- _Task objective_:
Every line of the data that contains the string "heating" must be copied.

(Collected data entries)
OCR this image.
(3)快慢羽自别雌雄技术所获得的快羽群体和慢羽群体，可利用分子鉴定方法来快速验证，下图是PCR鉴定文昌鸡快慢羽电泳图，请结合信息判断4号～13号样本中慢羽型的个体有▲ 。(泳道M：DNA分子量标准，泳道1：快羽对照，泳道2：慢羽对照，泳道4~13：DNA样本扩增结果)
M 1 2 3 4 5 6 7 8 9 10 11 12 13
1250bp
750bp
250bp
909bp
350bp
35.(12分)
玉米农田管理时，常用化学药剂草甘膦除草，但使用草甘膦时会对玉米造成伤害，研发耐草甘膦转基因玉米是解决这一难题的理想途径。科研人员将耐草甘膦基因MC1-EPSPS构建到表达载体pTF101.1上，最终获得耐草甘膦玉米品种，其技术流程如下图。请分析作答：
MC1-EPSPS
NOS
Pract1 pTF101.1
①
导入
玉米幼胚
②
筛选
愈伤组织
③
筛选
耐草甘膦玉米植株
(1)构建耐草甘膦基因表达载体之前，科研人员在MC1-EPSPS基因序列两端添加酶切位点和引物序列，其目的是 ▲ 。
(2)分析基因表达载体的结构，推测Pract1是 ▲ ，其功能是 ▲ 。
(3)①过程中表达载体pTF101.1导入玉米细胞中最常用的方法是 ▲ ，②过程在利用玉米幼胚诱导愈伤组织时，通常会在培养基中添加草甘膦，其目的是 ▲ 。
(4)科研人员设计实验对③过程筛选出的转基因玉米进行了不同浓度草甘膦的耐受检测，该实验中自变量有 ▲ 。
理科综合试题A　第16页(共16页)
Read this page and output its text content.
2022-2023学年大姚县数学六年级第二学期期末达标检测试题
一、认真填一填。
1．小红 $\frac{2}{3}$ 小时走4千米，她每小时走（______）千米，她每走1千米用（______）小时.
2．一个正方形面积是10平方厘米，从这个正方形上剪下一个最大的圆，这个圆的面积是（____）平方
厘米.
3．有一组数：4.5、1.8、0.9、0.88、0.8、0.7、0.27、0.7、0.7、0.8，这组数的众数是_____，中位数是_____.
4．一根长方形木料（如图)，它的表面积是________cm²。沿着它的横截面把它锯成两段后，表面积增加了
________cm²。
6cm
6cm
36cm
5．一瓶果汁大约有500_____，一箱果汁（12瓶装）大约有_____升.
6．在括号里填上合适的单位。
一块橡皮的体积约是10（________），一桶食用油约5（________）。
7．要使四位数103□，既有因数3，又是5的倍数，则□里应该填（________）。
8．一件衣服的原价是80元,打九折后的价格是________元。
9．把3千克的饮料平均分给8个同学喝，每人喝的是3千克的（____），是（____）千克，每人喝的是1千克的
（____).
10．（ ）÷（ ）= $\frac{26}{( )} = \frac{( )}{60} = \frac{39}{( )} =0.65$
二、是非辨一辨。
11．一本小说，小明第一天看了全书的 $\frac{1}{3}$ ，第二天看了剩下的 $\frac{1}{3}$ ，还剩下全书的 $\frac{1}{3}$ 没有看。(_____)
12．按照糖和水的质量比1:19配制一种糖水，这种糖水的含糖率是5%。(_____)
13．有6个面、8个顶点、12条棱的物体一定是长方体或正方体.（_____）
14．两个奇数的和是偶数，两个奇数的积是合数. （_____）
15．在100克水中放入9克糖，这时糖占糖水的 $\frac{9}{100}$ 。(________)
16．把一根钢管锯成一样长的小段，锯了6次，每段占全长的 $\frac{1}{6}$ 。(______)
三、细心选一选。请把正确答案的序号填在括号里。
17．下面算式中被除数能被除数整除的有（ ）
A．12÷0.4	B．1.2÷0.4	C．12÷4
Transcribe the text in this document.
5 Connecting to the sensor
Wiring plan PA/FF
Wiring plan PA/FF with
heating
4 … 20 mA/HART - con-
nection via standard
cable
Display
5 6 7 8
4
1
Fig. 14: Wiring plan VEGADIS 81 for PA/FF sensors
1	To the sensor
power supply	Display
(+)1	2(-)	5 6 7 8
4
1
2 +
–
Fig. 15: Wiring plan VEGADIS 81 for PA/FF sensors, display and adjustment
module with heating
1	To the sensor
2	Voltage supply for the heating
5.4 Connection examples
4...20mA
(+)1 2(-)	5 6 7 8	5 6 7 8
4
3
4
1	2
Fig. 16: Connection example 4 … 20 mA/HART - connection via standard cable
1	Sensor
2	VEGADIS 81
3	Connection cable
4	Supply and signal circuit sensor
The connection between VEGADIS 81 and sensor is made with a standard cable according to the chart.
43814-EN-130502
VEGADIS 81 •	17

- _Result of the exercise_:
heating
module with heating
2	Voltage supply for the heating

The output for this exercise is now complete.